Dataset records:
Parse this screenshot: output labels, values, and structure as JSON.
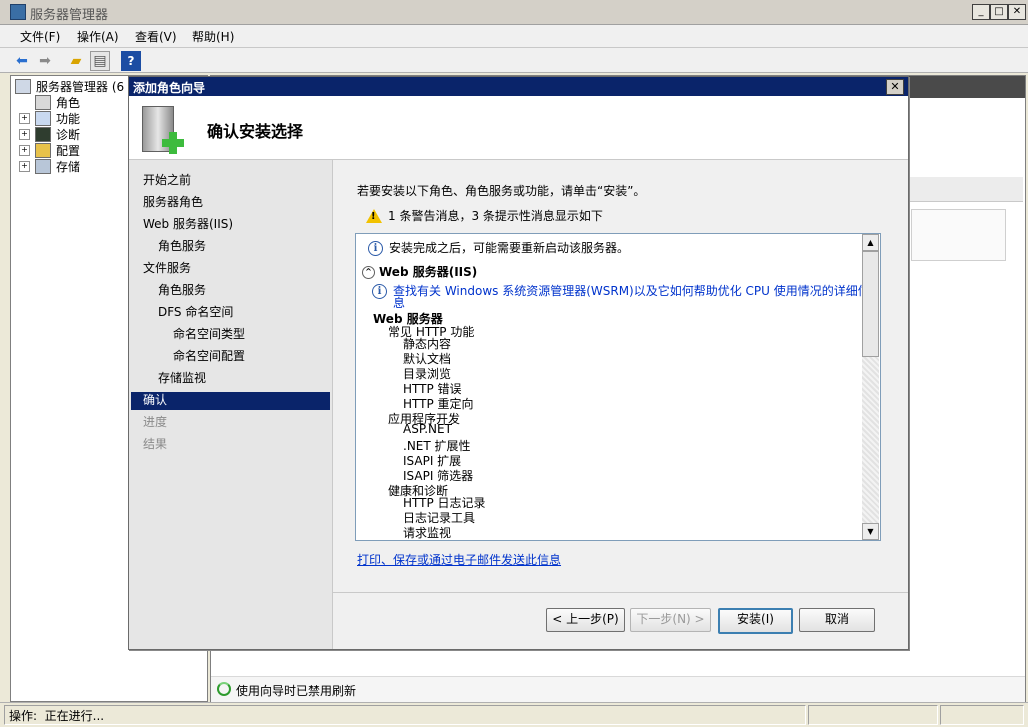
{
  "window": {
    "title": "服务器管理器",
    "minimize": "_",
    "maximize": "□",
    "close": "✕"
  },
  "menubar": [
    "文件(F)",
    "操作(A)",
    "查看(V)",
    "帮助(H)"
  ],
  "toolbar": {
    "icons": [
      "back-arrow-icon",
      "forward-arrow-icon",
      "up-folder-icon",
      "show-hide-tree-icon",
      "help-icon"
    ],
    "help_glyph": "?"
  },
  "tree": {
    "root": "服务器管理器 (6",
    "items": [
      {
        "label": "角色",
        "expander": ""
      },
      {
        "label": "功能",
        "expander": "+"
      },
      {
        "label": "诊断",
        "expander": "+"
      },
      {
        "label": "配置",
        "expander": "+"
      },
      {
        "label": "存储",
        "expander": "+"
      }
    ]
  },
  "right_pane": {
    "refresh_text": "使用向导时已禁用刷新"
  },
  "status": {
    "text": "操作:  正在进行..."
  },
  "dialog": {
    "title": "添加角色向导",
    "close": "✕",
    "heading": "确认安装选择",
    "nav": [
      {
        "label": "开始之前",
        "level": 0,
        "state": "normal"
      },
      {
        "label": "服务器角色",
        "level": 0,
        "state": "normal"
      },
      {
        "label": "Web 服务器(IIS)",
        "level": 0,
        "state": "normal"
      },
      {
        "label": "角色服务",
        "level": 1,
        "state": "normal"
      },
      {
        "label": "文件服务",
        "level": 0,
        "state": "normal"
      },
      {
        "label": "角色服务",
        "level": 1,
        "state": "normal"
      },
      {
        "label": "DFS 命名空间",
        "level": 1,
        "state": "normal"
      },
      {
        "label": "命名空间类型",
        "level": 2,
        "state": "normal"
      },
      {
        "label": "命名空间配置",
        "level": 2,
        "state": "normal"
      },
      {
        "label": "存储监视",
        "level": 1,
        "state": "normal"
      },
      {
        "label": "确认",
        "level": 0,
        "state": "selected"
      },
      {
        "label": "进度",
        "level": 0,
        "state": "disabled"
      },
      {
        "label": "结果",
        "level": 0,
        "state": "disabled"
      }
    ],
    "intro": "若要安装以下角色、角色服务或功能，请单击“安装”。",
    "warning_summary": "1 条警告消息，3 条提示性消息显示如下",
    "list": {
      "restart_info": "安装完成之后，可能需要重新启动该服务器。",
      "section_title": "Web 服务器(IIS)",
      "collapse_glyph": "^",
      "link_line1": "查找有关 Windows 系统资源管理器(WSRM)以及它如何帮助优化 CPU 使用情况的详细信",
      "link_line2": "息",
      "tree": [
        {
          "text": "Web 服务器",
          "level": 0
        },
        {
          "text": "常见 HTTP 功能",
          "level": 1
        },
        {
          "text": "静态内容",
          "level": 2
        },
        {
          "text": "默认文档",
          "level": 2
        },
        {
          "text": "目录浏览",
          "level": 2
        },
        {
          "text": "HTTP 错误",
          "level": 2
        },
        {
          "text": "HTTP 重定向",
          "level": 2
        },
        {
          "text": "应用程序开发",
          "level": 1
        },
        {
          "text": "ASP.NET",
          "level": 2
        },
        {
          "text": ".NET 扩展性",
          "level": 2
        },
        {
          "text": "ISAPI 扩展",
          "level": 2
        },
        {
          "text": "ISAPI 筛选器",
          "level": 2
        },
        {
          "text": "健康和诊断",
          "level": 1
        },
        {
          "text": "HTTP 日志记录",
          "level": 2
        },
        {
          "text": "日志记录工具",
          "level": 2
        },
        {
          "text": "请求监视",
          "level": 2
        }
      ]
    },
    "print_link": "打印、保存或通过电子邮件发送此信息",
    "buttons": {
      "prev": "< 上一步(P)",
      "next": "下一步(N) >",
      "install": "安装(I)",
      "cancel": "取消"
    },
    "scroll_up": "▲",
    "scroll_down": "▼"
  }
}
---
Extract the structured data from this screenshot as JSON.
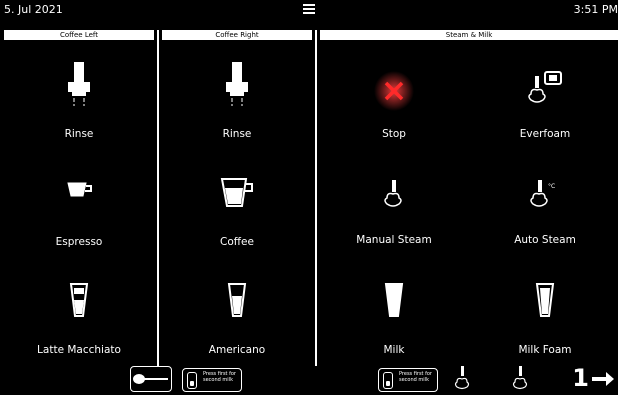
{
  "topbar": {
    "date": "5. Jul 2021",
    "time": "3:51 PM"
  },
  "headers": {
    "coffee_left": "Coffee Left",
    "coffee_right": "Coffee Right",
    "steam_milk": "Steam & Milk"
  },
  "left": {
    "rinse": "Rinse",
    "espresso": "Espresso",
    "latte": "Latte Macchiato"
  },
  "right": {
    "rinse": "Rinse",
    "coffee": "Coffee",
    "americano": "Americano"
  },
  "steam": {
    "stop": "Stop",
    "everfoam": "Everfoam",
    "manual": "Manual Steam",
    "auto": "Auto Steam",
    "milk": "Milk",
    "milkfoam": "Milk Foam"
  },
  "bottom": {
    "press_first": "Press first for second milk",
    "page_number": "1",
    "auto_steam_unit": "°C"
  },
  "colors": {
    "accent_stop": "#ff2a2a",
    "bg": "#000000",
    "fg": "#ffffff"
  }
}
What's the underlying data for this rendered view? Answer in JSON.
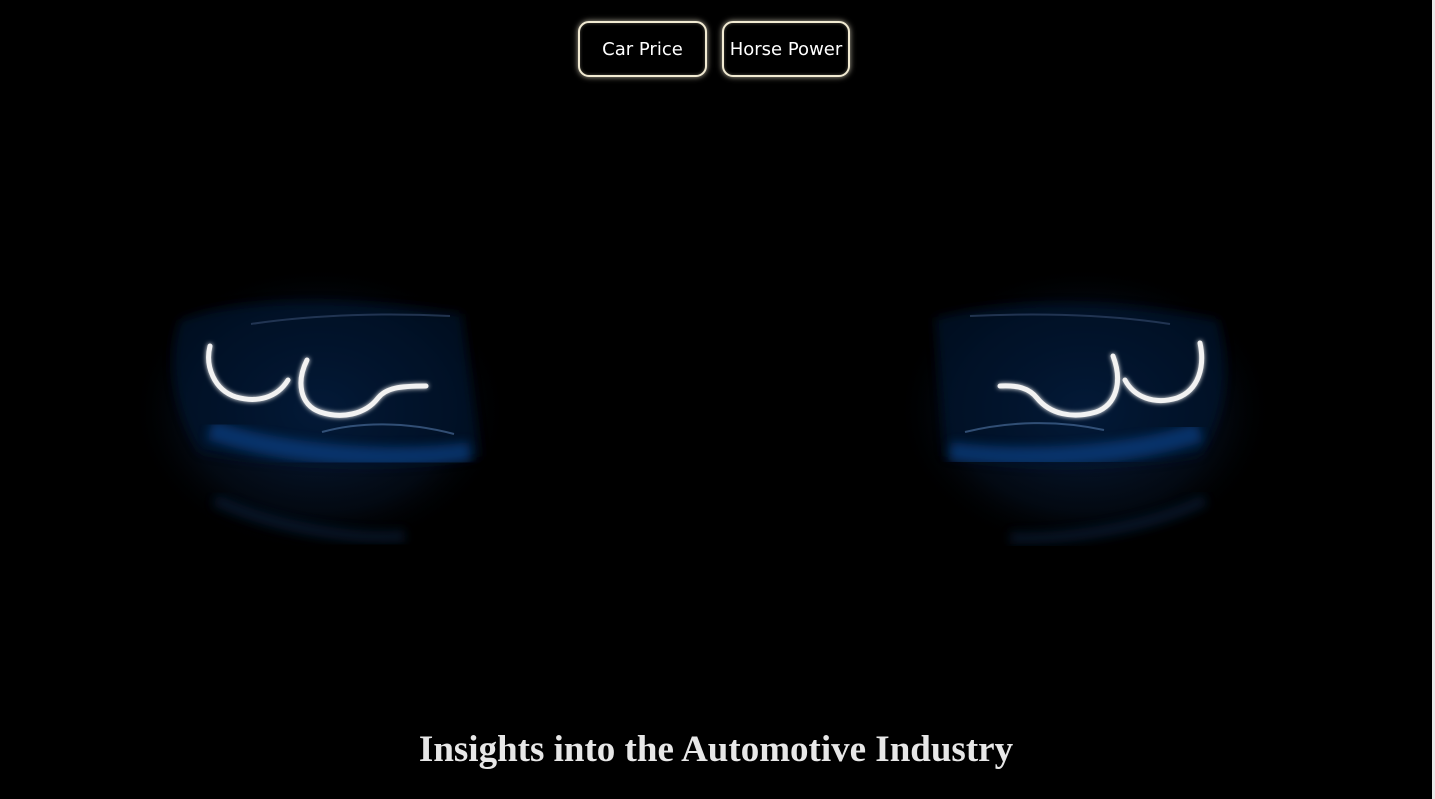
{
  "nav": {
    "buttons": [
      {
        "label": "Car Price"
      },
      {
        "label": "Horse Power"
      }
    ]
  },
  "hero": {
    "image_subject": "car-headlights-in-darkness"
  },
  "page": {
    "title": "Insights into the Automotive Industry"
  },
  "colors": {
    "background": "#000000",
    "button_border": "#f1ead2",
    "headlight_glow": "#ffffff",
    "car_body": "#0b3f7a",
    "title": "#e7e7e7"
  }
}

» **What is required**
Every line holding "HTTP" should be copied out.

» **Full output**
          "text": "常见 HTTP 功能",
          "text": "HTTP 错误",
          "text": "HTTP 重定向",
          "text": "HTTP 日志记录",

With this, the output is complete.